** Task description **
Scan the records for the word "ylabel". Copy each line that includes it.

** Information given **

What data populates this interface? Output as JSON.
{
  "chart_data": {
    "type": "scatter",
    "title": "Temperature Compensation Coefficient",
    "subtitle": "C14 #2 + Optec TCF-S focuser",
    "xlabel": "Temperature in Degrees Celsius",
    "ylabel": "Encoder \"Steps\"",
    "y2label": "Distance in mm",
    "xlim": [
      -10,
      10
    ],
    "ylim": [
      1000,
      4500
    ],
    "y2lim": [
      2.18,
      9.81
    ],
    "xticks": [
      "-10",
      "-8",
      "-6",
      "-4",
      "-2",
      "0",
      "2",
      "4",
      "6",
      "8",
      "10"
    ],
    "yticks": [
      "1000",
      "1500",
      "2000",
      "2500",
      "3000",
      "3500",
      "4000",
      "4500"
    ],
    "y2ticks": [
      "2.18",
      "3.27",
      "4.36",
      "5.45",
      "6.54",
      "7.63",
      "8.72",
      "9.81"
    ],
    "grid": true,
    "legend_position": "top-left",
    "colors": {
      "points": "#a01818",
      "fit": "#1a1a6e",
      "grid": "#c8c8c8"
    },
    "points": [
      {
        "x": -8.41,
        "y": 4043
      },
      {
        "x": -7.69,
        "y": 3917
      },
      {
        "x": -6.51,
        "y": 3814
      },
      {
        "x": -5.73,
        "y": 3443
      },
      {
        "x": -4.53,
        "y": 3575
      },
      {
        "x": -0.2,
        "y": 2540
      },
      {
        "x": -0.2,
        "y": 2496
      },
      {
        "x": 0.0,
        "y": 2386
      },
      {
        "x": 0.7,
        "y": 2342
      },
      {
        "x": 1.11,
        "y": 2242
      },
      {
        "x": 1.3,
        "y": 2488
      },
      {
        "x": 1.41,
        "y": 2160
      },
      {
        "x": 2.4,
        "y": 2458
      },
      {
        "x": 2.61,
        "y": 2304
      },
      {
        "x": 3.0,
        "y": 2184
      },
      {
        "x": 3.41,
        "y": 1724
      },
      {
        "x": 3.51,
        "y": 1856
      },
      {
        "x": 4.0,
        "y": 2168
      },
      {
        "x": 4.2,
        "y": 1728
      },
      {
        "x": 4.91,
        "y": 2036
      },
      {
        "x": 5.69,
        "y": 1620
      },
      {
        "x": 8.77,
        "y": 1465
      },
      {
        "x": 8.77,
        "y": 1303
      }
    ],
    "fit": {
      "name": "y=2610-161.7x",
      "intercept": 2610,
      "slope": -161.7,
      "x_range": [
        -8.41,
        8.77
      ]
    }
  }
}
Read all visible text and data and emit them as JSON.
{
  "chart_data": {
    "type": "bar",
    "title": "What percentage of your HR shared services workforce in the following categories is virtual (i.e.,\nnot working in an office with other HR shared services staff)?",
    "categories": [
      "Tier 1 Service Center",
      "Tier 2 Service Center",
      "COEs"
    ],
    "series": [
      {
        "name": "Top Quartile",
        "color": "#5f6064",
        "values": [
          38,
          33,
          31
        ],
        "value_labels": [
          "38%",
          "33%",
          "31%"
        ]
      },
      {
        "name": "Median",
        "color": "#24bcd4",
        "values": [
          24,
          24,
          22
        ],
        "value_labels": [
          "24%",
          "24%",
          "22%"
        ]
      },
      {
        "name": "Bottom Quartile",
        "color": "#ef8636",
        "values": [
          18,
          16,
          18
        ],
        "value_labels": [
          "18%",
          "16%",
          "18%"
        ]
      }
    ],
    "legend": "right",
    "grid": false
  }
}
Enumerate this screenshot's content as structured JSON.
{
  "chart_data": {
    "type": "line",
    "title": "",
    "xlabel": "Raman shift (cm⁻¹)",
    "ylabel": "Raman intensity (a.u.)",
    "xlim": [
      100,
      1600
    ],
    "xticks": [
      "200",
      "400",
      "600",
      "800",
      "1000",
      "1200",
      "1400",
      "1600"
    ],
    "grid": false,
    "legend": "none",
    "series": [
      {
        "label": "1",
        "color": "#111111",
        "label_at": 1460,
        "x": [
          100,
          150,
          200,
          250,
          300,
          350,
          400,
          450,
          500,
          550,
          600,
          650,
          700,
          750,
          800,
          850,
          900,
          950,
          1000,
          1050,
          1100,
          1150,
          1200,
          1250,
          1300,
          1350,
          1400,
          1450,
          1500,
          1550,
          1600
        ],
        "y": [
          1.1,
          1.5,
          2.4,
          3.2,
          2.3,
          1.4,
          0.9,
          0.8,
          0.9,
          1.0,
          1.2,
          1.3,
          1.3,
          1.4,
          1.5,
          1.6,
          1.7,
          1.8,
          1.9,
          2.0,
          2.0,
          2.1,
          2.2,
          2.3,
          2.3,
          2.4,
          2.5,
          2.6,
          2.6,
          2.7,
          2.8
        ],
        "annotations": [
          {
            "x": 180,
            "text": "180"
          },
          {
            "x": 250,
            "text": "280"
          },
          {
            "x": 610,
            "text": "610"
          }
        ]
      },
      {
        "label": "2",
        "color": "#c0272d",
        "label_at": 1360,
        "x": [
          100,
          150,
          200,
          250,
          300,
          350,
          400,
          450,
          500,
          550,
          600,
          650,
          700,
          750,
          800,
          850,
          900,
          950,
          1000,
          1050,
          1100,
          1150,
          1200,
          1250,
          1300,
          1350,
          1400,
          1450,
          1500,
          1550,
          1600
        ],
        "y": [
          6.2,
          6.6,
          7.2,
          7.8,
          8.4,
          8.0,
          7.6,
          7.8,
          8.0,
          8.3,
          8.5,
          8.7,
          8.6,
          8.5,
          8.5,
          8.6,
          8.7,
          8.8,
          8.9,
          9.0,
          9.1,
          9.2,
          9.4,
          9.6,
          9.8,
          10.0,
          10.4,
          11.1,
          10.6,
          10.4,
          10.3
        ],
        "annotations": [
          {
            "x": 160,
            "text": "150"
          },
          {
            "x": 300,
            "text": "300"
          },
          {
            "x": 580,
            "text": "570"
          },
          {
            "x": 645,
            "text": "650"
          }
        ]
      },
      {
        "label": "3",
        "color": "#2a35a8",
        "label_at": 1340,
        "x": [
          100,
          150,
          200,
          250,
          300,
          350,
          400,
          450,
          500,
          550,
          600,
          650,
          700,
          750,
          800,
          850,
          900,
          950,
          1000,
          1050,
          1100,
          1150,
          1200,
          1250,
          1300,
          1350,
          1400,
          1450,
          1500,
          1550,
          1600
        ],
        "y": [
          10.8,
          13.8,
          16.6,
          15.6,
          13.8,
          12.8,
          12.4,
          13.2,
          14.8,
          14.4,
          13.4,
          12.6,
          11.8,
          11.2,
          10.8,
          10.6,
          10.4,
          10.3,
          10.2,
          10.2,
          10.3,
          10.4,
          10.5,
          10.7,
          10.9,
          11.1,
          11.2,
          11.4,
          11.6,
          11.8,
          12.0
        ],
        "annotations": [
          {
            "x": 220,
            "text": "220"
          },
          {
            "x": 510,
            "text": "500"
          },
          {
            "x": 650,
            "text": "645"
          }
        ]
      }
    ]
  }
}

** Response to the exercise **
    "ylabel": "Encoder \"Steps\"",
    "ylabel": "Raman intensity (a.u.)",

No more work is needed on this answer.